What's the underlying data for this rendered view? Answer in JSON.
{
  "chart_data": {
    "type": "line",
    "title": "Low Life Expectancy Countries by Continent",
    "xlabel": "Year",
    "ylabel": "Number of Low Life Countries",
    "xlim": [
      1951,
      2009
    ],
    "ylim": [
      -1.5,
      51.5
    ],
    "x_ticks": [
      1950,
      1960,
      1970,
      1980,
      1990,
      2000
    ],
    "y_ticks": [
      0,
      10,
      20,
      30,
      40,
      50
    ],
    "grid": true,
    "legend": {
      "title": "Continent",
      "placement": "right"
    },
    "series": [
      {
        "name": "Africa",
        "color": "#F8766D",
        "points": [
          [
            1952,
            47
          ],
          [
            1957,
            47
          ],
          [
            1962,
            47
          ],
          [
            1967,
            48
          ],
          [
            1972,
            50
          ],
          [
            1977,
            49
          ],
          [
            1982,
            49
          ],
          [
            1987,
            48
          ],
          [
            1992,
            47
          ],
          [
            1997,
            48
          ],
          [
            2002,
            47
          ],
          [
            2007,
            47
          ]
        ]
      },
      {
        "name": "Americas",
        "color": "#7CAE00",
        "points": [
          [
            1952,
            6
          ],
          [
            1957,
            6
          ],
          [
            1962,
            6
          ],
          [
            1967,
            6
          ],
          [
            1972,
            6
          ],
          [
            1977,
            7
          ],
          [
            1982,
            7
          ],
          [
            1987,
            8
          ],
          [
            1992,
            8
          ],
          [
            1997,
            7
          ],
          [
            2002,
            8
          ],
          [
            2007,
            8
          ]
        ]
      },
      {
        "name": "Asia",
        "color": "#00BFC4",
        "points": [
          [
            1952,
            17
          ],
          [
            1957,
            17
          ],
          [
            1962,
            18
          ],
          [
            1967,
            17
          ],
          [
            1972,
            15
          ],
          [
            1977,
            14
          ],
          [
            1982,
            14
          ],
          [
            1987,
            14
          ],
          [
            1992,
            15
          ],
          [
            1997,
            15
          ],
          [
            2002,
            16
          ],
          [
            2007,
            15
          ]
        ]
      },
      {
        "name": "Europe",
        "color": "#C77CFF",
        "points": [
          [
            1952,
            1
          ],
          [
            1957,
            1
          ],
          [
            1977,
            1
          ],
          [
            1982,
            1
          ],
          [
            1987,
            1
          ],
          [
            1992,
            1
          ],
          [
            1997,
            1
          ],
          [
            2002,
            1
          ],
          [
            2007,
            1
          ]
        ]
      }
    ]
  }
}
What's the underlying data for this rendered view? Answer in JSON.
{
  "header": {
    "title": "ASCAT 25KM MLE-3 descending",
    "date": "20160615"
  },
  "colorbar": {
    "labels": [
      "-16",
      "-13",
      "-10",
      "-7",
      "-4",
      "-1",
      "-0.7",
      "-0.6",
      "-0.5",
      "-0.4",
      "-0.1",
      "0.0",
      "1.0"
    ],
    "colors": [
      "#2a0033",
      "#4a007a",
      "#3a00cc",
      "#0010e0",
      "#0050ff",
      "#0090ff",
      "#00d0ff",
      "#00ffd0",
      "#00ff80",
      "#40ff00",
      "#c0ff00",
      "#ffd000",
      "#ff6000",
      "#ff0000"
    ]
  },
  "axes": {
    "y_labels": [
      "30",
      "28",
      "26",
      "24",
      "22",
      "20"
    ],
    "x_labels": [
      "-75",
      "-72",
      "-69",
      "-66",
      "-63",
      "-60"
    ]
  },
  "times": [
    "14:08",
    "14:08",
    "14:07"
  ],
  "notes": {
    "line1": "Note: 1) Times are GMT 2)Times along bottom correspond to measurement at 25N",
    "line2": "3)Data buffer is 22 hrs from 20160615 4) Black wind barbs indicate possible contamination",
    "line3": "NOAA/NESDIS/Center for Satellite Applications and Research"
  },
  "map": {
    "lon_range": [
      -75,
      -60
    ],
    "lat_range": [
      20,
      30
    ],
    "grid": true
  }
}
######
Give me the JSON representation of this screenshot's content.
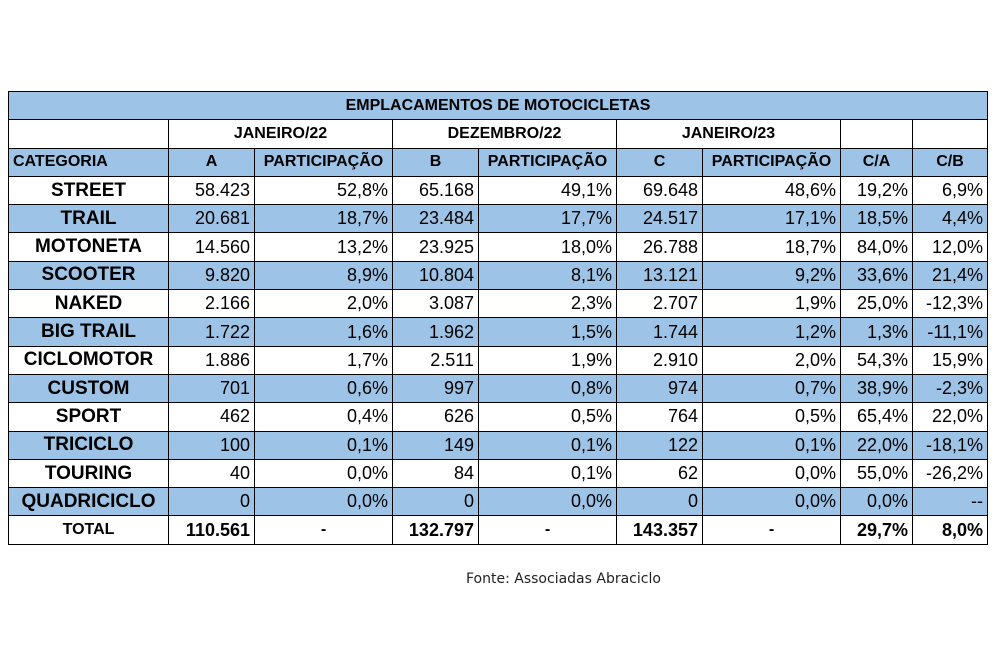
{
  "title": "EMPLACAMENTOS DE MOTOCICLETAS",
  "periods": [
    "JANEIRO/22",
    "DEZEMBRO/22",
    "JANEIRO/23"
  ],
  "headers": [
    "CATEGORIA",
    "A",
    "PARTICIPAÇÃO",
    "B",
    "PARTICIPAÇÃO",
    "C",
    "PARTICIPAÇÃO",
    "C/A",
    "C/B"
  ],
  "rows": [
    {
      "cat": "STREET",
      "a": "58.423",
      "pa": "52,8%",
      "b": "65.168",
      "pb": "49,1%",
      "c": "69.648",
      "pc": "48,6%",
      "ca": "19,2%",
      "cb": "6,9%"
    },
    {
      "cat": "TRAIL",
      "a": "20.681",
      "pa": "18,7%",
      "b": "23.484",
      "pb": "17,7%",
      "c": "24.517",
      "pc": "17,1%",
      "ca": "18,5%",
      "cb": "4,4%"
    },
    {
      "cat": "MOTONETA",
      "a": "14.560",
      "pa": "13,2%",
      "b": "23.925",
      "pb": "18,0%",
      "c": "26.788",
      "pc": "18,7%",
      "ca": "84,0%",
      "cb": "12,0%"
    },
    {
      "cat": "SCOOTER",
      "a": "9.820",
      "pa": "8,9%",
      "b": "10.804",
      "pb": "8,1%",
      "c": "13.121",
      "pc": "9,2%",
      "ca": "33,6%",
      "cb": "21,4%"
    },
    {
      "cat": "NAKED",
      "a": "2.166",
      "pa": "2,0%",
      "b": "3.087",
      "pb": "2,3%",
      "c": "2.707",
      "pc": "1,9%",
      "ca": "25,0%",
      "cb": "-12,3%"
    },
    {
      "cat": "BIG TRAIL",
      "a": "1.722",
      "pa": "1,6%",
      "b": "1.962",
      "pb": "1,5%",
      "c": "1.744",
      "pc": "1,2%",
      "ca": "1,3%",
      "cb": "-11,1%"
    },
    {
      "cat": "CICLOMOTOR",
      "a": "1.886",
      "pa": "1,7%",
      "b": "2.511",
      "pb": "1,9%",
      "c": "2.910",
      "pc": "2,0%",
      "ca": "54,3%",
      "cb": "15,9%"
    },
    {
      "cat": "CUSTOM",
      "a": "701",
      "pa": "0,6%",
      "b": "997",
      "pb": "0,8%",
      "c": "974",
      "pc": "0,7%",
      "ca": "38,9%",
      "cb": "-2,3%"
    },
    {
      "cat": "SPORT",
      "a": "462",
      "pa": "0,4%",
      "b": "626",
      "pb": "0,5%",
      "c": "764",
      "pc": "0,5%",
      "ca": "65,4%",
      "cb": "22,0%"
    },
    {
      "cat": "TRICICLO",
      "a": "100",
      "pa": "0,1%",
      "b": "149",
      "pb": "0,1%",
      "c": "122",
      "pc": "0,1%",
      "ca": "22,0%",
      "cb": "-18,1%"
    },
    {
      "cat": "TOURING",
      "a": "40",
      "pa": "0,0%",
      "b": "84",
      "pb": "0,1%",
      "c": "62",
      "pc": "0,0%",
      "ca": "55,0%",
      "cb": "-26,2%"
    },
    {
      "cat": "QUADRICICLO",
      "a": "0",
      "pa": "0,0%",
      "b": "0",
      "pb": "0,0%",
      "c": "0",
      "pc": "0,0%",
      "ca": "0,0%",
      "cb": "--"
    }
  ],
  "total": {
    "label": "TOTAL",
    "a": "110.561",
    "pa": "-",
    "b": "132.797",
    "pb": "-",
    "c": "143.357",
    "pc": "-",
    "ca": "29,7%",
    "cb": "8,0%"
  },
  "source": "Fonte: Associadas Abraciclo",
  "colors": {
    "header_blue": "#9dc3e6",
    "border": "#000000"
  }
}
######
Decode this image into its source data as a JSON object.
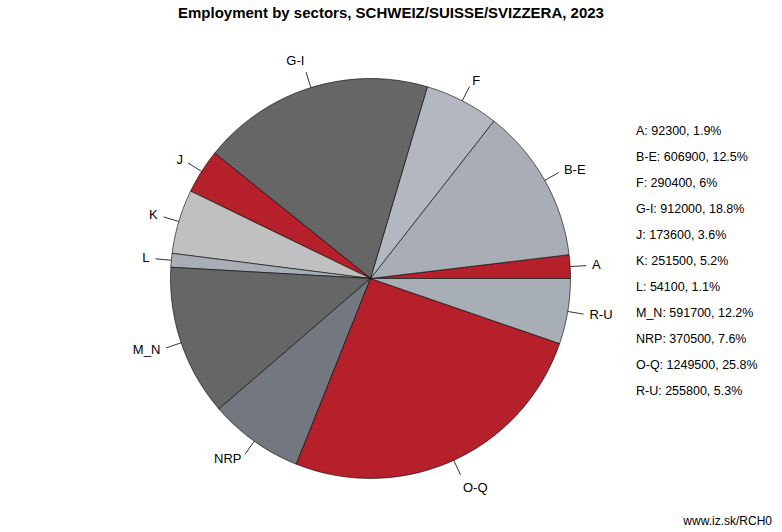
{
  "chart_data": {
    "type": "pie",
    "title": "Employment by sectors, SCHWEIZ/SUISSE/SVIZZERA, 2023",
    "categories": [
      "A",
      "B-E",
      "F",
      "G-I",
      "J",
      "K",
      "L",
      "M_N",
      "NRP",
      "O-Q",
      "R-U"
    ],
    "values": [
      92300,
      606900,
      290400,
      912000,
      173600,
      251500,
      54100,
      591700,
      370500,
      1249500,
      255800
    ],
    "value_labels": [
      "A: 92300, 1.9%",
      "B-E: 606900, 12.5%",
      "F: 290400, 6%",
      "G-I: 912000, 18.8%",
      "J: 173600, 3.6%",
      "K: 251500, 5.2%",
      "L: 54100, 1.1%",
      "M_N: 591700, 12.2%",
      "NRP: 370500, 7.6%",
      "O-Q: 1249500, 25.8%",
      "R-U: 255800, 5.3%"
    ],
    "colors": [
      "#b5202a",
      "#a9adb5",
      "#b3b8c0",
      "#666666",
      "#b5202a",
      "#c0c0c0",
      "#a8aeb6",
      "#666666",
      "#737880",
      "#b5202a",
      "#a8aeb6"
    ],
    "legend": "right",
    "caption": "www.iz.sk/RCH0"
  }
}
######
◆ **Task**
Extract every line above containing the word "Life".

◆ **Exercise solution**
    "title": "Low Life Expectancy Countries by Continent",
    "ylabel": "Number of Low Life Countries",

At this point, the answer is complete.